> [PROBLEM DETAILS] Sort through the data and copy the lines holding the word "title".

━━ DATASET ENTRIES

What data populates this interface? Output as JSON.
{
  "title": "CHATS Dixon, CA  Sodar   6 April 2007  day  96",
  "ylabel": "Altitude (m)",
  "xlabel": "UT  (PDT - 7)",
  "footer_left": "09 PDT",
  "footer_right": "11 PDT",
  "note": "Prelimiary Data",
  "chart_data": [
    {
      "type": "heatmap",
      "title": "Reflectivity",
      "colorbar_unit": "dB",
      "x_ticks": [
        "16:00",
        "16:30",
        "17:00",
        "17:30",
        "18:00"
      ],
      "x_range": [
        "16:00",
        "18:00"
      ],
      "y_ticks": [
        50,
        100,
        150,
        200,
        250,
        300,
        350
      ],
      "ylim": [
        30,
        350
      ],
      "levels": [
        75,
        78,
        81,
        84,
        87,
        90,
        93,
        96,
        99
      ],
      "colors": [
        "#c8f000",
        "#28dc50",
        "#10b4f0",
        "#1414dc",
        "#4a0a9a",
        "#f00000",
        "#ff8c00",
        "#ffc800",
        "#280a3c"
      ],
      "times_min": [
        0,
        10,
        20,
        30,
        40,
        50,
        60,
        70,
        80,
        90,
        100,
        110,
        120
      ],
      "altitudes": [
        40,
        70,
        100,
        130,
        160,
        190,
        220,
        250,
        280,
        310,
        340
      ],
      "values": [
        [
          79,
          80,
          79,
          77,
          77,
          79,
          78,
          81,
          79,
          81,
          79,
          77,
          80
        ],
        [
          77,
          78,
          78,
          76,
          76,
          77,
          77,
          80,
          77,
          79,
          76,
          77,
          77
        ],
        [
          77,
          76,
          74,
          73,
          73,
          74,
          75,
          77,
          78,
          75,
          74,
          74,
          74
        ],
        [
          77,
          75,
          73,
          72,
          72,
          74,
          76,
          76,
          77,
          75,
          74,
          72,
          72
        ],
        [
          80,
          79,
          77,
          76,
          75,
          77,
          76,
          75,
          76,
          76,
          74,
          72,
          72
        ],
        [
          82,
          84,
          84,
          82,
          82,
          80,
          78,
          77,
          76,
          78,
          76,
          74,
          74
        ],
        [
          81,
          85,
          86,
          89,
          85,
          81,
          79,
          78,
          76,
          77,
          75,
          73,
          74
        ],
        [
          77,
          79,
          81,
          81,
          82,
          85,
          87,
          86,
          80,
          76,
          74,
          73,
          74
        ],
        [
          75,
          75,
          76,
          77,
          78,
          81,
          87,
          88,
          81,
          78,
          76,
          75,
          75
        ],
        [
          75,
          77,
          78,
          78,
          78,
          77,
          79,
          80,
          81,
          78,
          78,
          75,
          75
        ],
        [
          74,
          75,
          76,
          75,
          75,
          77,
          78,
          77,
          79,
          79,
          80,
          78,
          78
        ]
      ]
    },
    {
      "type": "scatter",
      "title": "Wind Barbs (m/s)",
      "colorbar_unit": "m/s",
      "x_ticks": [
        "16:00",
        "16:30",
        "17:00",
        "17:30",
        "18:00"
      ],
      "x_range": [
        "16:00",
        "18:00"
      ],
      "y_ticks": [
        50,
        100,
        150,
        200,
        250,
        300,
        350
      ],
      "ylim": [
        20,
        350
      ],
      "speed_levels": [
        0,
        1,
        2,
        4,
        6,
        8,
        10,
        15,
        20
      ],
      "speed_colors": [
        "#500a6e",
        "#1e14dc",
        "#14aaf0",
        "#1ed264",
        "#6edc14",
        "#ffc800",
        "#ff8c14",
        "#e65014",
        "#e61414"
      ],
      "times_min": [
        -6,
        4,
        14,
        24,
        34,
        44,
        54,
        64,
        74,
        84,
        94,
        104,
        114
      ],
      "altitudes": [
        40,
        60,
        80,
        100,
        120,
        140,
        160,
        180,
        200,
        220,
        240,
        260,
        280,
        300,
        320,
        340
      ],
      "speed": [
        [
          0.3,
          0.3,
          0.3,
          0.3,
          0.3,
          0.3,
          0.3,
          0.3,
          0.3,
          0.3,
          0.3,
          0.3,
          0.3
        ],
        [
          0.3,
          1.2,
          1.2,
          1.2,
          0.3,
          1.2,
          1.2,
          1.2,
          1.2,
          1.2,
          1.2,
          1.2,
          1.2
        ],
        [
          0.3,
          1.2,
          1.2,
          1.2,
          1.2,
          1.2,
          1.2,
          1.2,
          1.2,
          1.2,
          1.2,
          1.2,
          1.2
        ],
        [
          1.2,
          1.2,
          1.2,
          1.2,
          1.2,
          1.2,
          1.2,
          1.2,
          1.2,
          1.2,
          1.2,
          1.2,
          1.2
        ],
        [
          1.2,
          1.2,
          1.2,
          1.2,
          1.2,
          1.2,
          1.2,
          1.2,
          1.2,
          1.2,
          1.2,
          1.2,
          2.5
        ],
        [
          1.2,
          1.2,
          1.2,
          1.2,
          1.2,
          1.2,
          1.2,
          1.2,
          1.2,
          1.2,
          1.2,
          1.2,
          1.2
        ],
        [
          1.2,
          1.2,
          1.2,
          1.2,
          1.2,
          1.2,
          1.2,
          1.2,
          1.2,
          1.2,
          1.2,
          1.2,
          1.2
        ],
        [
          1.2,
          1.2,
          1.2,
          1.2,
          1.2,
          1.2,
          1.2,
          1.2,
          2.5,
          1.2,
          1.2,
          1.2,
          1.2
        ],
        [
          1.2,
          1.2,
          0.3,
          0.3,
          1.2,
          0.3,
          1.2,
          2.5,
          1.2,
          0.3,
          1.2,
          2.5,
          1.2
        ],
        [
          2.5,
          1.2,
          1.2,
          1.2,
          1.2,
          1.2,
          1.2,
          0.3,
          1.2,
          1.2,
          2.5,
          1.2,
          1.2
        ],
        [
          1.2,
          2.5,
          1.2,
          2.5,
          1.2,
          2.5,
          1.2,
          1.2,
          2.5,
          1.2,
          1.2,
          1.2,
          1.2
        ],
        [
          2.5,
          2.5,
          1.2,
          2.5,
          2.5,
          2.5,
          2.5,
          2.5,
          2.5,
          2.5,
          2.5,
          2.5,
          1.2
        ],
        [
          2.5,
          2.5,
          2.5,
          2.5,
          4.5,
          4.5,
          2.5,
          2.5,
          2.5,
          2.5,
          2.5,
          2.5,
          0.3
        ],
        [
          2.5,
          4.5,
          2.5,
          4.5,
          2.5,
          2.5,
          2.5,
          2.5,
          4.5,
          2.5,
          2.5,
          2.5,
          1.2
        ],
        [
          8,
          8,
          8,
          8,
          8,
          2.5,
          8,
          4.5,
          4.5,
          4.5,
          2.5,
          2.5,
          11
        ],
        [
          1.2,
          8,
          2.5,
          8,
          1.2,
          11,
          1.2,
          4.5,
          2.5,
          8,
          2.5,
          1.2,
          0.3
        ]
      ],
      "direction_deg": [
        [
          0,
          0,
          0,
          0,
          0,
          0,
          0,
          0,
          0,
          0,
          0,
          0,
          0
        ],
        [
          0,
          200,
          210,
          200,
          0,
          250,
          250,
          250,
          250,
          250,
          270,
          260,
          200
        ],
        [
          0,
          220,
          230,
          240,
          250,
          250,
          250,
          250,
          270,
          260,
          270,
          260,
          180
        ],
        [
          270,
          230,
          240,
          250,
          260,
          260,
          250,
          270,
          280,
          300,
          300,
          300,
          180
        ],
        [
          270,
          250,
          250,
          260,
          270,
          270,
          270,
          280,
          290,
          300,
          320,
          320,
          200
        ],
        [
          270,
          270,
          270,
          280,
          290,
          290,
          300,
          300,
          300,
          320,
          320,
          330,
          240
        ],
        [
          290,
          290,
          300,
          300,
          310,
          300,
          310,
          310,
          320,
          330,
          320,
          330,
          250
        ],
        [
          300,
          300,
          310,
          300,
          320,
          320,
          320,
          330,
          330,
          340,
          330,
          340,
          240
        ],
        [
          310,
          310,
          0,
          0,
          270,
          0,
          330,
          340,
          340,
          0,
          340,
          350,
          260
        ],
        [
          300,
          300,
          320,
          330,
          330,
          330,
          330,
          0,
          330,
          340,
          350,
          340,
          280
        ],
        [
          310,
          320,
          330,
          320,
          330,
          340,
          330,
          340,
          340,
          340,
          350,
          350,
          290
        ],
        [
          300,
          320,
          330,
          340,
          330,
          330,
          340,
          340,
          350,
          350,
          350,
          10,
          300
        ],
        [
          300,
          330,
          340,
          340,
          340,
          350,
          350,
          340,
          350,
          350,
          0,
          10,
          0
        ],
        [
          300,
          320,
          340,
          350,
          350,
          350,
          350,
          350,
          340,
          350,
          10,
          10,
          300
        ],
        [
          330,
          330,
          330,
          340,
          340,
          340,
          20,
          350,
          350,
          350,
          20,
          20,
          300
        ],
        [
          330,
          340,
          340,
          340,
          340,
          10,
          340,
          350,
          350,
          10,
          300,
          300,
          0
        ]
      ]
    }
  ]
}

━━━━

> [FULL ANSWER]
  "title": "CHATS Dixon, CA  Sodar   6 April 2007  day  96",
      "title": "Reflectivity",
      "title": "Wind Barbs (m/s)",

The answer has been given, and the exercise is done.